##### DATA FOR PROCESSING #####

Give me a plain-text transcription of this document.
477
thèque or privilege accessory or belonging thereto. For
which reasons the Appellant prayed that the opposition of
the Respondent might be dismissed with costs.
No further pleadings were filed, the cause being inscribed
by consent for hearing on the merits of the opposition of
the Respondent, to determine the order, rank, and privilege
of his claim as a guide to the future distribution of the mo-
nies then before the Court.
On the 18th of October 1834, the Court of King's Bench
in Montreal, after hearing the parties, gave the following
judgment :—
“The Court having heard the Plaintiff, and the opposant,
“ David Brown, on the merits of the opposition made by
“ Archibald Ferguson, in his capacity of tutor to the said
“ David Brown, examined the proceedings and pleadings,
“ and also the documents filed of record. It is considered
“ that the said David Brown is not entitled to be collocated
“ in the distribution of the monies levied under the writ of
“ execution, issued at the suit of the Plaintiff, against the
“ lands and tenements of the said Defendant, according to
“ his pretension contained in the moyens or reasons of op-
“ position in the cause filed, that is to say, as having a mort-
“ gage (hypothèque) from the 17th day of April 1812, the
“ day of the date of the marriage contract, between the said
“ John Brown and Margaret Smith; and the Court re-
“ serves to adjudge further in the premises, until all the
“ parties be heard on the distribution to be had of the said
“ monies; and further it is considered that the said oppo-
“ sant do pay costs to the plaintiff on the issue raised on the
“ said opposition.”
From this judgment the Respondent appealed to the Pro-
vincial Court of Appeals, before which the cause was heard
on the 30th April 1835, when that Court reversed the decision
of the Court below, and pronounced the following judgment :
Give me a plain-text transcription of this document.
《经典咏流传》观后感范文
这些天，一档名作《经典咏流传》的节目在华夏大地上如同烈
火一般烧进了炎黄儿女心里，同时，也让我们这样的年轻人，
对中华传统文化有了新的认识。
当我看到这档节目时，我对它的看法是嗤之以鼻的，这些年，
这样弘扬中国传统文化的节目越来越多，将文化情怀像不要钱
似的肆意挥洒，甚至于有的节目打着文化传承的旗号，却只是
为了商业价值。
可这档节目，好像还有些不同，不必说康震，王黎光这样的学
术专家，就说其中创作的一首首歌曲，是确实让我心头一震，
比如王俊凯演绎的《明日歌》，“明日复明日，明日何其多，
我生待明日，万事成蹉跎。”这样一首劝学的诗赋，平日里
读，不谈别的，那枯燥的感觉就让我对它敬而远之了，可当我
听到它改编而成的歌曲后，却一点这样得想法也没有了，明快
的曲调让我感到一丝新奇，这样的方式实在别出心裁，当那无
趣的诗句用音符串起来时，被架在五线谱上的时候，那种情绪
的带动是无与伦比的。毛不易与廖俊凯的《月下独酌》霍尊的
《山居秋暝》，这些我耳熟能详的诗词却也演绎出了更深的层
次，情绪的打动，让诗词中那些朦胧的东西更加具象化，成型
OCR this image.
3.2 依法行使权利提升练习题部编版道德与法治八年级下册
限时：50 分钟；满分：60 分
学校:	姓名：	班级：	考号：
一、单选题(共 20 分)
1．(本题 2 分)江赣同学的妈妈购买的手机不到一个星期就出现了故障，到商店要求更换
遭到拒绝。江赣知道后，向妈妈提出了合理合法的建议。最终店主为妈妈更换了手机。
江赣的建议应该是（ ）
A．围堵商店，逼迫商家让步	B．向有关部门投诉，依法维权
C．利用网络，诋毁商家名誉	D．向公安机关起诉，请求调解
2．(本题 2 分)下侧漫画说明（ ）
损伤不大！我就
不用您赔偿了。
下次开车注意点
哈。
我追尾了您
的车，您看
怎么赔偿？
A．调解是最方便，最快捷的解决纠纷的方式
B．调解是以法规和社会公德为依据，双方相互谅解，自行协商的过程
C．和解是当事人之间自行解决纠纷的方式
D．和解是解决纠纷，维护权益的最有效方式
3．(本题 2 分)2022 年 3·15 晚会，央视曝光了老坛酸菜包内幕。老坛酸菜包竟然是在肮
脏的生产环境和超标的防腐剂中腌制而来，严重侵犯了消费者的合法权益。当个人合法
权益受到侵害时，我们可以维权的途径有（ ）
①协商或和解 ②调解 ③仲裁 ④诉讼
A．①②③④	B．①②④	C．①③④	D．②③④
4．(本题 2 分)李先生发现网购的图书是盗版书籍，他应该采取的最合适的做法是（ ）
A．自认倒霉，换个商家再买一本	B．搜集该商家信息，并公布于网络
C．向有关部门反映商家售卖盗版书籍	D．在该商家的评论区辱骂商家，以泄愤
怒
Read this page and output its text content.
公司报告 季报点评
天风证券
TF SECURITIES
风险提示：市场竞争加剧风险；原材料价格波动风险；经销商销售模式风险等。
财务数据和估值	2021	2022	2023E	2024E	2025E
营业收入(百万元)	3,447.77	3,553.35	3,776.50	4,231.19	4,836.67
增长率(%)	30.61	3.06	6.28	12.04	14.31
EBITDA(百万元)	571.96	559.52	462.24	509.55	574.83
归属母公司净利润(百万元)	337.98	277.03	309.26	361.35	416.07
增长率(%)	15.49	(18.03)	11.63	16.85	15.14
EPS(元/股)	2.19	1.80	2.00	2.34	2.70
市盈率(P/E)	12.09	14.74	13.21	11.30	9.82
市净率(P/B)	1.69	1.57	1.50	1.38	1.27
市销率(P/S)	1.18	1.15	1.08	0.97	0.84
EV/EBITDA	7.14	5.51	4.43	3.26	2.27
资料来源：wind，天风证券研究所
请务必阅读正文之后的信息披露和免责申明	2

#####

#### [WORK TO DO]
The records above need to be transcribed in full. Keep every character unchanged.

#### [ANSWER TO THIS EXERCISE]
Give me a plain-text transcription of this document.
477
thèque or privilege accessory or belonging thereto. For
which reasons the Appellant prayed that the opposition of
the Respondent might be dismissed with costs.
No further pleadings were filed, the cause being inscribed
by consent for hearing on the merits of the opposition of
the Respondent, to determine the order, rank, and privilege
of his claim as a guide to the future distribution of the mo-
nies then before the Court.
On the 18th of October 1834, the Court of King's Bench
in Montreal, after hearing the parties, gave the following
judgment :—
“The Court having heard the Plaintiff, and the opposant,
“ David Brown, on the merits of the opposition made by
“ Archibald Ferguson, in his capacity of tutor to the said
“ David Brown, examined the proceedings and pleadings,
“ and also the documents filed of record. It is considered
“ that the said David Brown is not entitled to be collocated
“ in the distribution of the monies levied under the writ of
“ execution, issued at the suit of the Plaintiff, against the
“ lands and tenements of the said Defendant, according to
“ his pretension contained in the moyens or reasons of op-
“ position in the cause filed, that is to say, as having a mort-
“ gage (hypothèque) from the 17th day of April 1812, the
“ day of the date of the marriage contract, between the said
“ John Brown and Margaret Smith; and the Court re-
“ serves to adjudge further in the premises, until all the
“ parties be heard on the distribution to be had of the said
“ monies; and further it is considered that the said oppo-
“ sant do pay costs to the plaintiff on the issue raised on the
“ said opposition.”
From this judgment the Respondent appealed to the Pro-
vincial Court of Appeals, before which the cause was heard
on the 30th April 1835, when that Court reversed the decision
of the Court below, and pronounced the following judgment :
Give me a plain-text transcription of this document.
《经典咏流传》观后感范文
这些天，一档名作《经典咏流传》的节目在华夏大地上如同烈
火一般烧进了炎黄儿女心里，同时，也让我们这样的年轻人，
对中华传统文化有了新的认识。
当我看到这档节目时，我对它的看法是嗤之以鼻的，这些年，
这样弘扬中国传统文化的节目越来越多，将文化情怀像不要钱
似的肆意挥洒，甚至于有的节目打着文化传承的旗号，却只是
为了商业价值。
可这档节目，好像还有些不同，不必说康震，王黎光这样的学
术专家，就说其中创作的一首首歌曲，是确实让我心头一震，
比如王俊凯演绎的《明日歌》，“明日复明日，明日何其多，
我生待明日，万事成蹉跎。”这样一首劝学的诗赋，平日里
读，不谈别的，那枯燥的感觉就让我对它敬而远之了，可当我
听到它改编而成的歌曲后，却一点这样得想法也没有了，明快
的曲调让我感到一丝新奇，这样的方式实在别出心裁，当那无
趣的诗句用音符串起来时，被架在五线谱上的时候，那种情绪
的带动是无与伦比的。毛不易与廖俊凯的《月下独酌》霍尊的
《山居秋暝》，这些我耳熟能详的诗词却也演绎出了更深的层
次，情绪的打动，让诗词中那些朦胧的东西更加具象化，成型
OCR this image.
3.2 依法行使权利提升练习题部编版道德与法治八年级下册
限时：50 分钟；满分：60 分
学校:	姓名：	班级：	考号：
一、单选题(共 20 分)
1．(本题 2 分)江赣同学的妈妈购买的手机不到一个星期就出现了故障，到商店要求更换
遭到拒绝。江赣知道后，向妈妈提出了合理合法的建议。最终店主为妈妈更换了手机。
江赣的建议应该是（ ）
A．围堵商店，逼迫商家让步	B．向有关部门投诉，依法维权
C．利用网络，诋毁商家名誉	D．向公安机关起诉，请求调解
2．(本题 2 分)下侧漫画说明（ ）
损伤不大！我就
不用您赔偿了。
下次开车注意点
哈。
我追尾了您
的车，您看
怎么赔偿？
A．调解是最方便，最快捷的解决纠纷的方式
B．调解是以法规和社会公德为依据，双方相互谅解，自行协商的过程
C．和解是当事人之间自行解决纠纷的方式
D．和解是解决纠纷，维护权益的最有效方式
3．(本题 2 分)2022 年 3·15 晚会，央视曝光了老坛酸菜包内幕。老坛酸菜包竟然是在肮
脏的生产环境和超标的防腐剂中腌制而来，严重侵犯了消费者的合法权益。当个人合法
权益受到侵害时，我们可以维权的途径有（ ）
①协商或和解 ②调解 ③仲裁 ④诉讼
A．①②③④	B．①②④	C．①③④	D．②③④
4．(本题 2 分)李先生发现网购的图书是盗版书籍，他应该采取的最合适的做法是（ ）
A．自认倒霉，换个商家再买一本	B．搜集该商家信息，并公布于网络
C．向有关部门反映商家售卖盗版书籍	D．在该商家的评论区辱骂商家，以泄愤
怒
Read this page and output its text content.
公司报告 季报点评
天风证券
TF SECURITIES
风险提示：市场竞争加剧风险；原材料价格波动风险；经销商销售模式风险等。
财务数据和估值	2021	2022	2023E	2024E	2025E
营业收入(百万元)	3,447.77	3,553.35	3,776.50	4,231.19	4,836.67
增长率(%)	30.61	3.06	6.28	12.04	14.31
EBITDA(百万元)	571.96	559.52	462.24	509.55	574.83
归属母公司净利润(百万元)	337.98	277.03	309.26	361.35	416.07
增长率(%)	15.49	(18.03)	11.63	16.85	15.14
EPS(元/股)	2.19	1.80	2.00	2.34	2.70
市盈率(P/E)	12.09	14.74	13.21	11.30	9.82
市净率(P/B)	1.69	1.57	1.50	1.38	1.27
市销率(P/S)	1.18	1.15	1.08	0.97	0.84
EV/EBITDA	7.14	5.51	4.43	3.26	2.27
资料来源：wind，天风证券研究所
请务必阅读正文之后的信息披露和免责申明	2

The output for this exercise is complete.